Goal:
Copy all entries without alteration and skip the pictures they hold.

(Data records)
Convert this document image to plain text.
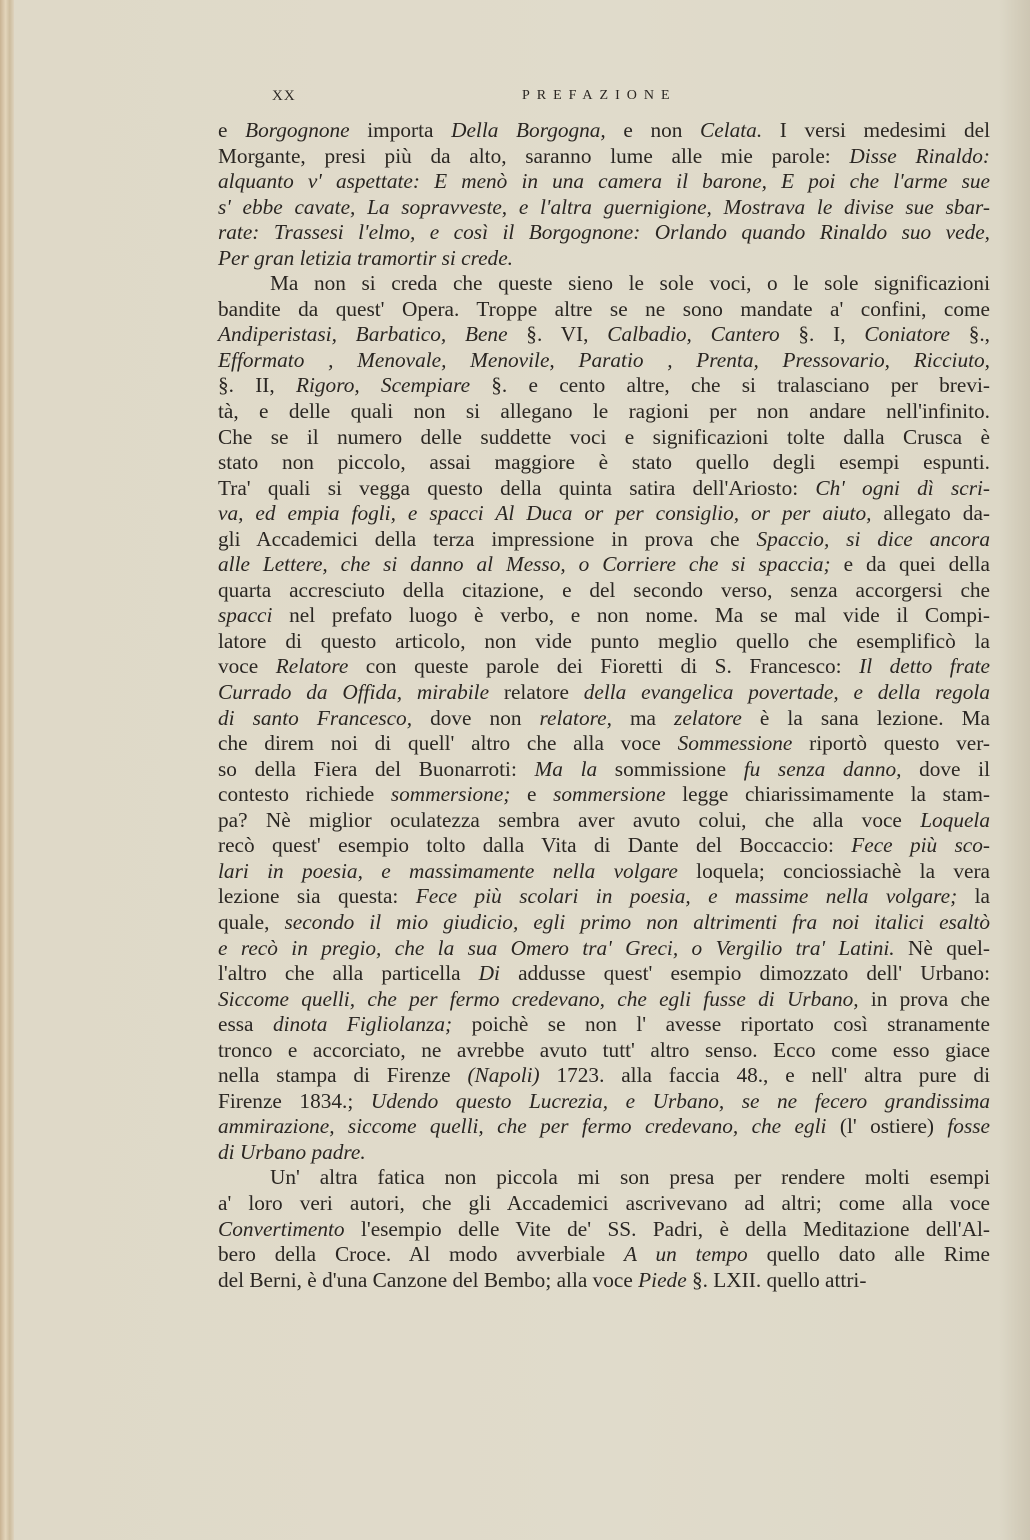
XX	PREFAZIONE
e Borgognone importa Della Borgogna, e non Celata. I versi medesimi del
Morgante, presi più da alto, saranno lume alle mie parole: Disse Rinaldo:
alquanto v' aspettate: E menò in una camera il barone, E poi che l'arme sue
s' ebbe cavate, La sopravveste, e l'altra guernigione, Mostrava le divise sue sbar-
rate: Trassesi l'elmo, e così il Borgognone: Orlando quando Rinaldo suo vede,
Per gran letizia tramortir si crede.
Ma non si creda che queste sieno le sole voci, o le sole significazioni
bandite da quest' Opera. Troppe altre se ne sono mandate a' confini, come
Andiperistasi, Barbatico, Bene §. VI, Calbadio, Cantero §. I, Coniatore §.,
Efformato , Menovale, Menovile, Paratio , Prenta, Pressovario, Ricciuto,
§. II, Rigoro, Scempiare §. e cento altre, che si tralasciano per brevi-
tà, e delle quali non si allegano le ragioni per non andare nell'infinito.
Che se il numero delle suddette voci e significazioni tolte dalla Crusca è
stato non piccolo, assai maggiore è stato quello degli esempi espunti.
Tra' quali si vegga questo della quinta satira dell'Ariosto: Ch' ogni dì scri-
va, ed empia fogli, e spacci Al Duca or per consiglio, or per aiuto, allegato da-
gli Accademici della terza impressione in prova che Spaccio, si dice ancora
alle Lettere, che si danno al Messo, o Corriere che si spaccia; e da quei della
quarta accresciuto della citazione, e del secondo verso, senza accorgersi che
spacci nel prefato luogo è verbo, e non nome. Ma se mal vide il Compi-
latore di questo articolo, non vide punto meglio quello che esemplificò la
voce Relatore con queste parole dei Fioretti di S. Francesco: Il detto frate
Currado da Offida, mirabile relatore della evangelica povertade, e della regola
di santo Francesco, dove non relatore, ma zelatore è la sana lezione. Ma
che direm noi di quell' altro che alla voce Sommessione riportò questo ver-
so della Fiera del Buonarroti: Ma la sommissione fu senza danno, dove il
contesto richiede sommersione; e sommersione legge chiarissimamente la stam-
pa? Nè miglior oculatezza sembra aver avuto colui, che alla voce Loquela
recò quest' esempio tolto dalla Vita di Dante del Boccaccio: Fece più sco-
lari in poesia, e massimamente nella volgare loquela; conciossiachè la vera
lezione sia questa: Fece più scolari in poesia, e massime nella volgare; la
quale, secondo il mio giudicio, egli primo non altrimenti fra noi italici esaltò
e recò in pregio, che la sua Omero tra' Greci, o Vergilio tra' Latini. Nè quel-
l'altro che alla particella Di addusse quest' esempio dimozzato dell' Urbano:
Siccome quelli, che per fermo credevano, che egli fusse di Urbano, in prova che
essa dinota Figliolanza; poichè se non l' avesse riportato così stranamente
tronco e accorciato, ne avrebbe avuto tutt' altro senso. Ecco come esso giace
nella stampa di Firenze (Napoli) 1723. alla faccia 48., e nell' altra pure di
Firenze 1834.; Udendo questo Lucrezia, e Urbano, se ne fecero grandissima
ammirazione, siccome quelli, che per fermo credevano, che egli (l' ostiere) fosse
di Urbano padre.
Un' altra fatica non piccola mi son presa per rendere molti esempi
a' loro veri autori, che gli Accademici ascrivevano ad altri; come alla voce
Convertimento l'esempio delle Vite de' SS. Padri, è della Meditazione dell'Al-
bero della Croce. Al modo avverbiale A un tempo quello dato alle Rime
del Berni, è d'una Canzone del Bembo; alla voce Piede §. LXII. quello attri-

Answer to this problem:
Convert this document image to plain text.
XX	PREFAZIONE
e Borgognone importa Della Borgogna, e non Celata. I versi medesimi del
Morgante, presi più da alto, saranno lume alle mie parole: Disse Rinaldo:
alquanto v' aspettate: E menò in una camera il barone, E poi che l'arme sue
s' ebbe cavate, La sopravveste, e l'altra guernigione, Mostrava le divise sue sbar-
rate: Trassesi l'elmo, e così il Borgognone: Orlando quando Rinaldo suo vede,
Per gran letizia tramortir si crede.
Ma non si creda che queste sieno le sole voci, o le sole significazioni
bandite da quest' Opera. Troppe altre se ne sono mandate a' confini, come
Andiperistasi, Barbatico, Bene §. VI, Calbadio, Cantero §. I, Coniatore §.,
Efformato , Menovale, Menovile, Paratio , Prenta, Pressovario, Ricciuto,
§. II, Rigoro, Scempiare §. e cento altre, che si tralasciano per brevi-
tà, e delle quali non si allegano le ragioni per non andare nell'infinito.
Che se il numero delle suddette voci e significazioni tolte dalla Crusca è
stato non piccolo, assai maggiore è stato quello degli esempi espunti.
Tra' quali si vegga questo della quinta satira dell'Ariosto: Ch' ogni dì scri-
va, ed empia fogli, e spacci Al Duca or per consiglio, or per aiuto, allegato da-
gli Accademici della terza impressione in prova che Spaccio, si dice ancora
alle Lettere, che si danno al Messo, o Corriere che si spaccia; e da quei della
quarta accresciuto della citazione, e del secondo verso, senza accorgersi che
spacci nel prefato luogo è verbo, e non nome. Ma se mal vide il Compi-
latore di questo articolo, non vide punto meglio quello che esemplificò la
voce Relatore con queste parole dei Fioretti di S. Francesco: Il detto frate
Currado da Offida, mirabile relatore della evangelica povertade, e della regola
di santo Francesco, dove non relatore, ma zelatore è la sana lezione. Ma
che direm noi di quell' altro che alla voce Sommessione riportò questo ver-
so della Fiera del Buonarroti: Ma la sommissione fu senza danno, dove il
contesto richiede sommersione; e sommersione legge chiarissimamente la stam-
pa? Nè miglior oculatezza sembra aver avuto colui, che alla voce Loquela
recò quest' esempio tolto dalla Vita di Dante del Boccaccio: Fece più sco-
lari in poesia, e massimamente nella volgare loquela; conciossiachè la vera
lezione sia questa: Fece più scolari in poesia, e massime nella volgare; la
quale, secondo il mio giudicio, egli primo non altrimenti fra noi italici esaltò
e recò in pregio, che la sua Omero tra' Greci, o Vergilio tra' Latini. Nè quel-
l'altro che alla particella Di addusse quest' esempio dimozzato dell' Urbano:
Siccome quelli, che per fermo credevano, che egli fusse di Urbano, in prova che
essa dinota Figliolanza; poichè se non l' avesse riportato così stranamente
tronco e accorciato, ne avrebbe avuto tutt' altro senso. Ecco come esso giace
nella stampa di Firenze (Napoli) 1723. alla faccia 48., e nell' altra pure di
Firenze 1834.; Udendo questo Lucrezia, e Urbano, se ne fecero grandissima
ammirazione, siccome quelli, che per fermo credevano, che egli (l' ostiere) fosse
di Urbano padre.
Un' altra fatica non piccola mi son presa per rendere molti esempi
a' loro veri autori, che gli Accademici ascrivevano ad altri; come alla voce
Convertimento l'esempio delle Vite de' SS. Padri, è della Meditazione dell'Al-
bero della Croce. Al modo avverbiale A un tempo quello dato alle Rime
del Berni, è d'una Canzone del Bembo; alla voce Piede §. LXII. quello attri-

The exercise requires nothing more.